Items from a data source
________________________________________
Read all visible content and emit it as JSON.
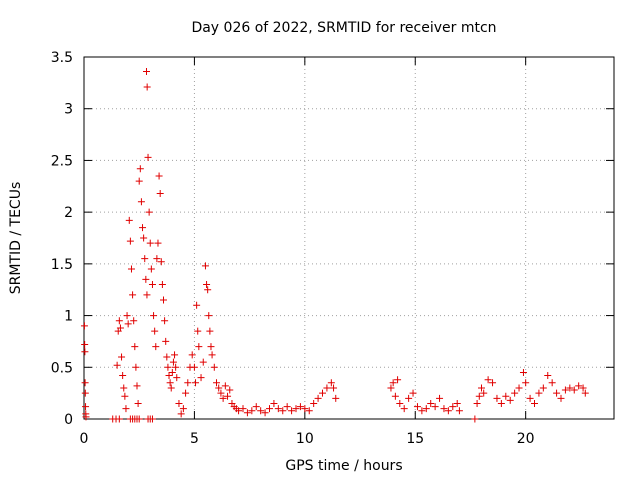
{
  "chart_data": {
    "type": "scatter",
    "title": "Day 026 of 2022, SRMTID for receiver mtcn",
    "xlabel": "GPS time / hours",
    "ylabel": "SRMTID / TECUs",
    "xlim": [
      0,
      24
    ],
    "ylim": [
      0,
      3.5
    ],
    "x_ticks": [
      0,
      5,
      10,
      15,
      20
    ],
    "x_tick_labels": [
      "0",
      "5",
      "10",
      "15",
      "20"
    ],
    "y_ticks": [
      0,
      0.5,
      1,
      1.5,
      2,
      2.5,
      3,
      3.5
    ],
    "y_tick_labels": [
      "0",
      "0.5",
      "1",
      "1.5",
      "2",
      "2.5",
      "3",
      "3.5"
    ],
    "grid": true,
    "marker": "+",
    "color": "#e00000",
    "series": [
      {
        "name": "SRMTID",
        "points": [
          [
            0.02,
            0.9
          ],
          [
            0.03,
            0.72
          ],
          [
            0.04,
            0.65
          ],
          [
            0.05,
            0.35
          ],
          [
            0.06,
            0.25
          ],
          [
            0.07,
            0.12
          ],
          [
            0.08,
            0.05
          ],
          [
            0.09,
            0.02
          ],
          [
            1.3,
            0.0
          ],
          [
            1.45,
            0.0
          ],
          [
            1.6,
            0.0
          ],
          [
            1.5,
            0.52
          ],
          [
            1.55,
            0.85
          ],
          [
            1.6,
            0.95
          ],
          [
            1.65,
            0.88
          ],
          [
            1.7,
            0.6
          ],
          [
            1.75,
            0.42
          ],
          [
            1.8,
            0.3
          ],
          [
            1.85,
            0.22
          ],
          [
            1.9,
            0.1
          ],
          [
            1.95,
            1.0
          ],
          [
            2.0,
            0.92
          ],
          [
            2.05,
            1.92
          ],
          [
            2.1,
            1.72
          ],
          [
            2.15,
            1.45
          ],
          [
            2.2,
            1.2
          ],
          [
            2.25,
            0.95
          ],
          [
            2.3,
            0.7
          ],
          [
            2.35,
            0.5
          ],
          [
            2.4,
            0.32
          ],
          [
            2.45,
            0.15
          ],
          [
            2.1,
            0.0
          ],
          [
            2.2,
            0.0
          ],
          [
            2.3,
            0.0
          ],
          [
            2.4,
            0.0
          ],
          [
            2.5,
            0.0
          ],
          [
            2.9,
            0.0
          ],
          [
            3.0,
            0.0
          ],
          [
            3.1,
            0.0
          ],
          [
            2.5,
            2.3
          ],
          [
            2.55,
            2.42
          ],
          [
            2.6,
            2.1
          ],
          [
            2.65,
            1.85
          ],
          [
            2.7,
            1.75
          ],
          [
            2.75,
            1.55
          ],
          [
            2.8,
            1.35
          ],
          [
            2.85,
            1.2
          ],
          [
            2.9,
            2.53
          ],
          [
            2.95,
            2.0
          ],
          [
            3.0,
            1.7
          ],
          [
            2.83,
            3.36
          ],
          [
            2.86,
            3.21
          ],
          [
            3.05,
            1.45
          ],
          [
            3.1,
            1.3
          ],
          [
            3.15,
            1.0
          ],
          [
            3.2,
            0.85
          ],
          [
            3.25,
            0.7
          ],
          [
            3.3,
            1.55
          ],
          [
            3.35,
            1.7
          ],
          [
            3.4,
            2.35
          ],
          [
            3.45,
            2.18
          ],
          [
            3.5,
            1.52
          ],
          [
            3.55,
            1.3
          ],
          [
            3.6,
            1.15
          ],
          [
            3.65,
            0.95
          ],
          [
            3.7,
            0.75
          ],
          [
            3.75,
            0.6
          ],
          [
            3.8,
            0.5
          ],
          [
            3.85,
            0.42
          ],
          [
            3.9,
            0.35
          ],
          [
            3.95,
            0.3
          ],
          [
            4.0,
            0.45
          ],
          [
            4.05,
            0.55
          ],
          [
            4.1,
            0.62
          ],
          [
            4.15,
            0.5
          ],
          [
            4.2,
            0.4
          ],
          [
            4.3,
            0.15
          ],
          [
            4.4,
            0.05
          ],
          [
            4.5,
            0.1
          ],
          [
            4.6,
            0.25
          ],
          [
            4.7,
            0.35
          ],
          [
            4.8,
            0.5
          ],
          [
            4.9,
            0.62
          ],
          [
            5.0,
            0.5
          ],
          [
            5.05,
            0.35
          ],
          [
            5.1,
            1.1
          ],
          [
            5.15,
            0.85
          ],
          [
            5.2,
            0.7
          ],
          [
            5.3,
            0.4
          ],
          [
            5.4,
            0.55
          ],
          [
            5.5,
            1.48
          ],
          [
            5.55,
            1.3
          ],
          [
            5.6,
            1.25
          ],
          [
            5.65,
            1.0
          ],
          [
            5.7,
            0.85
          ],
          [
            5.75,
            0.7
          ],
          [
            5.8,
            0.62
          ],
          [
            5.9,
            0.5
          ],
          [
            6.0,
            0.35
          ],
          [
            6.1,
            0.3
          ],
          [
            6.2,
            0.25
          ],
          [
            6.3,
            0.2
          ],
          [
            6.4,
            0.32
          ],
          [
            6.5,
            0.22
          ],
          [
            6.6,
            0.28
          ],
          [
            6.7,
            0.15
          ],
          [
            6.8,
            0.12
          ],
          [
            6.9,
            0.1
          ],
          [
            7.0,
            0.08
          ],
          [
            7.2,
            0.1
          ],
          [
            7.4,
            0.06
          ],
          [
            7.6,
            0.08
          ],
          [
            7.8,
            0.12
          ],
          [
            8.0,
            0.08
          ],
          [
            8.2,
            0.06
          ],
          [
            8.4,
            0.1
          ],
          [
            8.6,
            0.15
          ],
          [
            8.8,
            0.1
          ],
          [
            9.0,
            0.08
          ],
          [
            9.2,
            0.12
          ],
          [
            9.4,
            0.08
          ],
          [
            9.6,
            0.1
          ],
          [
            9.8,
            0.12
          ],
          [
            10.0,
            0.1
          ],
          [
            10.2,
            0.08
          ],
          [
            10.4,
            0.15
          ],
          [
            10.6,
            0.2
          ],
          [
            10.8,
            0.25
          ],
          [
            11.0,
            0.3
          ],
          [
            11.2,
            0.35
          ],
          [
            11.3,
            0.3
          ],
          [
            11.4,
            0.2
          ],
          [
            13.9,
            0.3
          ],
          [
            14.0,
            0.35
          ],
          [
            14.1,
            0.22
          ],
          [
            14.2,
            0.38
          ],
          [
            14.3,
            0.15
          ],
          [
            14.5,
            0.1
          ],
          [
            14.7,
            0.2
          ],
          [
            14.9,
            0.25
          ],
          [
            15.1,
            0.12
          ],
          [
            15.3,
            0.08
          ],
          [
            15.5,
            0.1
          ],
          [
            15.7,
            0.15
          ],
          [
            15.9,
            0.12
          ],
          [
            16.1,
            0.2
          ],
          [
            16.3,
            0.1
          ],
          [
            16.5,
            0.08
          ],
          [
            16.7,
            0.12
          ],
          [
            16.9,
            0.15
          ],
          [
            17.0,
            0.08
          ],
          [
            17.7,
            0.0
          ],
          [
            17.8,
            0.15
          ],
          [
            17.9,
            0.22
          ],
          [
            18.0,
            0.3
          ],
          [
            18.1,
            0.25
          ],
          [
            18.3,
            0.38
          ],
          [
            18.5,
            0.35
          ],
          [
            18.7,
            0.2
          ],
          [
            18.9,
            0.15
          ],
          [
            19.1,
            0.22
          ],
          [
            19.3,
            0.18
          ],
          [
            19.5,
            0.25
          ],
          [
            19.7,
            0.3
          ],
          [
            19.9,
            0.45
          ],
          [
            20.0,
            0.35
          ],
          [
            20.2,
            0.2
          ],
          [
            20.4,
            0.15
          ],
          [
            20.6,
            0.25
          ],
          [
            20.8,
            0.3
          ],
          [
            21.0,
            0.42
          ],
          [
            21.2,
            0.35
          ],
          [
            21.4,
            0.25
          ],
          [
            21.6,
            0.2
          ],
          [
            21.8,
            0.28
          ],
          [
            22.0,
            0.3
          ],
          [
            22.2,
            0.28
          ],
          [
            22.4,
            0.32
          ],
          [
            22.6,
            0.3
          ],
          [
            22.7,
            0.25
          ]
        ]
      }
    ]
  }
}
________________________________________
■ CHALLENGE
In the records above, find the lines containing "SRMTID" and copy them.

■ REPLY
    "title": "Day 026 of 2022, SRMTID for receiver mtcn",
    "ylabel": "SRMTID / TECUs",
        "name": "SRMTID",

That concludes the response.